# Task
Where a line of the data holds the word "soit", copy that line.

# Transcribed page data
'''

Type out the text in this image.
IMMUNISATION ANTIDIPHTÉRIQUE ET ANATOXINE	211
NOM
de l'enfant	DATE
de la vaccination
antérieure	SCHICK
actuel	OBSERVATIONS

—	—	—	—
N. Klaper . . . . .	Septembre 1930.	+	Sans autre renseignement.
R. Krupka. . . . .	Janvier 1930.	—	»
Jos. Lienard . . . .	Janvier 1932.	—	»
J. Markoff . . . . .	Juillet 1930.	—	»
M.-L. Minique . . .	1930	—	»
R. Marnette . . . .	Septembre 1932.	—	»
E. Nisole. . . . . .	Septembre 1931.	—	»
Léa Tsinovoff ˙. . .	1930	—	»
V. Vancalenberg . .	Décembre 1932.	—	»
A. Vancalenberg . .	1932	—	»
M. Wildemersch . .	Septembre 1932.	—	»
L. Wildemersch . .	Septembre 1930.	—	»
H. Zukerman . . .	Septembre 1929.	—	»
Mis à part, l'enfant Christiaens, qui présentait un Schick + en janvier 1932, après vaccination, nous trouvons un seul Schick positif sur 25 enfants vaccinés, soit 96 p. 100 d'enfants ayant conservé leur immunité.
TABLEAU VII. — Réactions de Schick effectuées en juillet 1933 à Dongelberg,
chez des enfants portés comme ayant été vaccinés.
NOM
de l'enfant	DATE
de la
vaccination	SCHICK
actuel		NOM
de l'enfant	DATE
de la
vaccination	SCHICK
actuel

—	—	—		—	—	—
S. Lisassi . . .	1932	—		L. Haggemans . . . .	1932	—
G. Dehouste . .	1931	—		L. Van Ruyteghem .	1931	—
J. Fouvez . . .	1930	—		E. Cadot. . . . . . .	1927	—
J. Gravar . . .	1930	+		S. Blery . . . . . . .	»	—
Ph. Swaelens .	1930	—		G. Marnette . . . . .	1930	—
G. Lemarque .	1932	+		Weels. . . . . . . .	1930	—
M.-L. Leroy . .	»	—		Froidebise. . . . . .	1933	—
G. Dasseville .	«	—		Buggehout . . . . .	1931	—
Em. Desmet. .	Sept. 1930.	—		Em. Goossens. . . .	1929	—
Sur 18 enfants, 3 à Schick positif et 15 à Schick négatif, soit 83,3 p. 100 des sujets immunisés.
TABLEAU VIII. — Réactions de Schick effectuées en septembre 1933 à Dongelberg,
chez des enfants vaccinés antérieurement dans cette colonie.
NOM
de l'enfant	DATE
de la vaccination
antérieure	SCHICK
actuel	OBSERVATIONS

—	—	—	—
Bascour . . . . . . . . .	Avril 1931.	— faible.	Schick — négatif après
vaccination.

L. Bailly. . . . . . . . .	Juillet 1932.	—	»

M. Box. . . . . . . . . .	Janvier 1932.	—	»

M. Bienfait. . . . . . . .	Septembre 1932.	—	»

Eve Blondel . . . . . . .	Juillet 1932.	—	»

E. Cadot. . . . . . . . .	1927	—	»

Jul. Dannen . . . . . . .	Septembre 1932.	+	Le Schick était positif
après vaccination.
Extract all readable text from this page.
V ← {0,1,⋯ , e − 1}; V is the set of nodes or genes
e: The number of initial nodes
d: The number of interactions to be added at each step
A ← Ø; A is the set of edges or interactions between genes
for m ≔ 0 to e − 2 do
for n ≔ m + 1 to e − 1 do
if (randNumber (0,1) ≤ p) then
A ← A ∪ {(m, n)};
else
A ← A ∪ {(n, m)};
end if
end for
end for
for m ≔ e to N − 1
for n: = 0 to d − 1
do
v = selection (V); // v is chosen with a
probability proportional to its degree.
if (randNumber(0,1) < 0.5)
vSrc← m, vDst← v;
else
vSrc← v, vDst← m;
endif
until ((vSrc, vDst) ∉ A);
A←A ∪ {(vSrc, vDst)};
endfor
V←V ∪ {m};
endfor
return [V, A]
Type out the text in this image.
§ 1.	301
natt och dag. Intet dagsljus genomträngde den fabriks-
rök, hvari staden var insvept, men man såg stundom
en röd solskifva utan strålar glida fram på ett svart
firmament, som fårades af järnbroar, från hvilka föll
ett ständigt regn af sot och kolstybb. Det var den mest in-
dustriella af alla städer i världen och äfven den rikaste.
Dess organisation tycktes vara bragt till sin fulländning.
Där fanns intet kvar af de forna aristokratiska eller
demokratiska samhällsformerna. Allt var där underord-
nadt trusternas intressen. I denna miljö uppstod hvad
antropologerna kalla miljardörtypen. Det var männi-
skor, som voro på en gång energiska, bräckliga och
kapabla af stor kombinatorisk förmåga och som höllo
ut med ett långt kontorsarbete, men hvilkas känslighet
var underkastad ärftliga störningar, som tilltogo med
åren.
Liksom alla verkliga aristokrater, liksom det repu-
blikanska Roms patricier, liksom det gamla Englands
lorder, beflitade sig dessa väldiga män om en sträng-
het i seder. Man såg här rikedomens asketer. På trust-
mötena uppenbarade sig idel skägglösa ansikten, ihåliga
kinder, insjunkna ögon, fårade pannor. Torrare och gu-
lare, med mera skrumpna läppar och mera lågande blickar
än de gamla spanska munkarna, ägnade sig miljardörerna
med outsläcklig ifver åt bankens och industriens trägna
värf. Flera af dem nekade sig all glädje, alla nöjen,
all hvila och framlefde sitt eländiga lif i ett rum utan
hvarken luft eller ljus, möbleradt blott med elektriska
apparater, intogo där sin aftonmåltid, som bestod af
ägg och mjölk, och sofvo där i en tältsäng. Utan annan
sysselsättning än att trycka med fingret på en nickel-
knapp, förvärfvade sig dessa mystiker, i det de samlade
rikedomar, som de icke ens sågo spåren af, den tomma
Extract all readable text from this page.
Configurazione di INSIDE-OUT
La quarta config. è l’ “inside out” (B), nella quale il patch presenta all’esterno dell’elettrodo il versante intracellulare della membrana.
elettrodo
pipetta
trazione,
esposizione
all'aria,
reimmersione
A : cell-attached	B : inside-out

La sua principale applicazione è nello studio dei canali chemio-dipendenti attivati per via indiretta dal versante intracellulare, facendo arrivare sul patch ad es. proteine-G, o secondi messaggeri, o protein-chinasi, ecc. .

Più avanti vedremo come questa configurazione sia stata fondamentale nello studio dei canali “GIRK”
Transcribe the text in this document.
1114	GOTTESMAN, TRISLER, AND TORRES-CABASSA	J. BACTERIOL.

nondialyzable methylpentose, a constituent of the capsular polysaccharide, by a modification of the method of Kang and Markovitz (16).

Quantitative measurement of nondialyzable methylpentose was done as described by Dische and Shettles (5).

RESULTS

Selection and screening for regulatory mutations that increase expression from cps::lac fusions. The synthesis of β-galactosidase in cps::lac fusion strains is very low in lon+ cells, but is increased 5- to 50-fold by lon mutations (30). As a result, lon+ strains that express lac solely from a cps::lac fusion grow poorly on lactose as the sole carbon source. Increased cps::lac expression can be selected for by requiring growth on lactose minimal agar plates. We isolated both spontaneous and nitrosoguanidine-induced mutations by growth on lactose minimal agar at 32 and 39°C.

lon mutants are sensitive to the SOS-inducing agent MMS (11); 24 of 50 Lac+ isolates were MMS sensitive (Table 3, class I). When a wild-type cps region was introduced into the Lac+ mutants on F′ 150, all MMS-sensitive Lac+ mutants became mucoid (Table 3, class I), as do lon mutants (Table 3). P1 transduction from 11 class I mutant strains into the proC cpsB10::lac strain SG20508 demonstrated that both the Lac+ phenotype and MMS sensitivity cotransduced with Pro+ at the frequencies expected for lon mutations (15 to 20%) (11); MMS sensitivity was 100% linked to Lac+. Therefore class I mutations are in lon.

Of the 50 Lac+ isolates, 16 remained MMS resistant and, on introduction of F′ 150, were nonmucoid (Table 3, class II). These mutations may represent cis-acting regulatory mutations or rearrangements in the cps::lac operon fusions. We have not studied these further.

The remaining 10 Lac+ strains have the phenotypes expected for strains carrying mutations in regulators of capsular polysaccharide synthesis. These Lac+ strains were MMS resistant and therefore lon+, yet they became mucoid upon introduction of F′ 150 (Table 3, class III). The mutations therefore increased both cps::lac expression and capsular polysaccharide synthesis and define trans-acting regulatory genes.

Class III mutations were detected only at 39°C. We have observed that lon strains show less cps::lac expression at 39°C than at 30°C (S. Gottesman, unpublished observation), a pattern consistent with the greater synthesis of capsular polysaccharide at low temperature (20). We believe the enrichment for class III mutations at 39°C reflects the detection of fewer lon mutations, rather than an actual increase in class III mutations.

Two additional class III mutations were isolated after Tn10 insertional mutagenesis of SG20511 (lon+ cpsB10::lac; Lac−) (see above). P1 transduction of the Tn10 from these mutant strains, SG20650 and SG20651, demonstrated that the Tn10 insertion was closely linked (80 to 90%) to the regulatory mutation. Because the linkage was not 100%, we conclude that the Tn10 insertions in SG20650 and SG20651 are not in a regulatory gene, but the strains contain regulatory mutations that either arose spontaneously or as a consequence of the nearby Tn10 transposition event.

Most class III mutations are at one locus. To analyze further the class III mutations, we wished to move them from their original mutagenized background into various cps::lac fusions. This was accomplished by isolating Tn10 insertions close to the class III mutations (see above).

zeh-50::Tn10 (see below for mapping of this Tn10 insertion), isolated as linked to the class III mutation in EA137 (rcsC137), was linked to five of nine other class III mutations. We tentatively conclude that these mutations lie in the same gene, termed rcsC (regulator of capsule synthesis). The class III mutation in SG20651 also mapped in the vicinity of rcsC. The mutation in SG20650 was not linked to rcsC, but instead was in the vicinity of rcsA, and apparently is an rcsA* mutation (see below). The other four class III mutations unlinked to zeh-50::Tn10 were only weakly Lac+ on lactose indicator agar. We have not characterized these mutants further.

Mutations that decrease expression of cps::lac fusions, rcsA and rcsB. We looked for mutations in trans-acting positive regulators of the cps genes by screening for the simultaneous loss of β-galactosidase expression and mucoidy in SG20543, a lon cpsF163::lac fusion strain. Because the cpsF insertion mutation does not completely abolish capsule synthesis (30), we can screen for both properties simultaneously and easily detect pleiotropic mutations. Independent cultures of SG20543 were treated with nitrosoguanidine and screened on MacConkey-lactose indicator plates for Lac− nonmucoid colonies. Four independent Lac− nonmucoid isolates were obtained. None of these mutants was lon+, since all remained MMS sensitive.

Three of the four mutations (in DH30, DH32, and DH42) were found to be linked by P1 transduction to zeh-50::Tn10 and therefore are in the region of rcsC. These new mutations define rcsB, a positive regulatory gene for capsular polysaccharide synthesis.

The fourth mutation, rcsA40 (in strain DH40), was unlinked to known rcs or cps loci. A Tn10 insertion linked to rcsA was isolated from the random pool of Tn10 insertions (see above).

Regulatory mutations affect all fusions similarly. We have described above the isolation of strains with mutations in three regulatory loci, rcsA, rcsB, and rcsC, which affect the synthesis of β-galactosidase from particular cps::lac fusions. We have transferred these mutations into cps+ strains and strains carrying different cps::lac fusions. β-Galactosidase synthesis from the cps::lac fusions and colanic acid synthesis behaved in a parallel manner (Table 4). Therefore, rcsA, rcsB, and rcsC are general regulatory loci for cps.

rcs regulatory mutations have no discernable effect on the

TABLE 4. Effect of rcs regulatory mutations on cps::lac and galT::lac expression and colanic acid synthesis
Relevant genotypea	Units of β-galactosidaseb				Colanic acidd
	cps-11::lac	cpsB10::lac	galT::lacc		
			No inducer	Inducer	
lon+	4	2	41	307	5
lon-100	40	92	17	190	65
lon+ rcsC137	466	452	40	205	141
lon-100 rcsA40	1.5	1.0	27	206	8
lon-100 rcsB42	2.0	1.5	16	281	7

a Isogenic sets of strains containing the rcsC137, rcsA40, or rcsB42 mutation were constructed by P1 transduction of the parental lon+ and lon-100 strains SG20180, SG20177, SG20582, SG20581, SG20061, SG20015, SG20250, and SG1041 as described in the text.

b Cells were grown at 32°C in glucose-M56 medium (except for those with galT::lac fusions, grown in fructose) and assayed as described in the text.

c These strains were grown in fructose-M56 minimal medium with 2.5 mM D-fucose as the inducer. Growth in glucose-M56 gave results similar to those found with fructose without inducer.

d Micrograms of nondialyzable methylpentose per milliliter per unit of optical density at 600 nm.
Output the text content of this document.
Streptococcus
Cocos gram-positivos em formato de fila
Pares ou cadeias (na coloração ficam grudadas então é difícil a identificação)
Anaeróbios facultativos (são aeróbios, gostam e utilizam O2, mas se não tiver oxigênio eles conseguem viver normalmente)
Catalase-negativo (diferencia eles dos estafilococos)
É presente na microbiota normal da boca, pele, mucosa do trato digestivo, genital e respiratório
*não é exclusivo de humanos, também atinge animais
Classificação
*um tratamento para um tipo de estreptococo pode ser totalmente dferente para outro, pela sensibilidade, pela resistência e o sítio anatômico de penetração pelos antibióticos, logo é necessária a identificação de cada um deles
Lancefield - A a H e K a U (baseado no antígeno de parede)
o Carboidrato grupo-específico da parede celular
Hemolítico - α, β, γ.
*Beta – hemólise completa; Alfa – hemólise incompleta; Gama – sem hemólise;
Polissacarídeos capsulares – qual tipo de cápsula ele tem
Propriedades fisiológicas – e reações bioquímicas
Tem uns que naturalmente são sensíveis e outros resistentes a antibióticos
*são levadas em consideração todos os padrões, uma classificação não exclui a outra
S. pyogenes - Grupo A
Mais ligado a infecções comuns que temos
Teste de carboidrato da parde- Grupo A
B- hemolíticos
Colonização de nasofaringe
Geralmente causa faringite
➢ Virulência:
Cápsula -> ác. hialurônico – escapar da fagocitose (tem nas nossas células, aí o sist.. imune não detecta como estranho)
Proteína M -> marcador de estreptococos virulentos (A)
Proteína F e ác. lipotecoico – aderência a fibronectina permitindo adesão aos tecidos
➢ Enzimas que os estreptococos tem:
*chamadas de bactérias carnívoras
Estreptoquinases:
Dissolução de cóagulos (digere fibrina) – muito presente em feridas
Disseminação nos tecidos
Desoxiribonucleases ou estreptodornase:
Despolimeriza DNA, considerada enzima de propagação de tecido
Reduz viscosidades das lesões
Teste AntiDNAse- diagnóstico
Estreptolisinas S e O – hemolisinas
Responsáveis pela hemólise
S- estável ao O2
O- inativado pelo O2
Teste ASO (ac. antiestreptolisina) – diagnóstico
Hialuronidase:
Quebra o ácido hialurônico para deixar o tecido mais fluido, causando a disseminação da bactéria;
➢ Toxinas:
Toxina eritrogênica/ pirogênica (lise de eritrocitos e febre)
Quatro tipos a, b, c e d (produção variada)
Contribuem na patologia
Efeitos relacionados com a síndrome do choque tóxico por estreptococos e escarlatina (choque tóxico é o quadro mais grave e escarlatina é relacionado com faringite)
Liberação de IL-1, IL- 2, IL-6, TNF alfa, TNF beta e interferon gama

'''

# Answer below
Mis à part, l'enfant Christiaens, qui présentait un Schick + en janvier 1932, après vaccination, nous trouvons un seul Schick positif sur 25 enfants vaccinés, soit 96 p. 100 d'enfants ayant conservé leur immunité.
Sur 18 enfants, 3 à Schick positif et 15 à Schick négatif, soit 83,3 p. 100 des sujets immunisés.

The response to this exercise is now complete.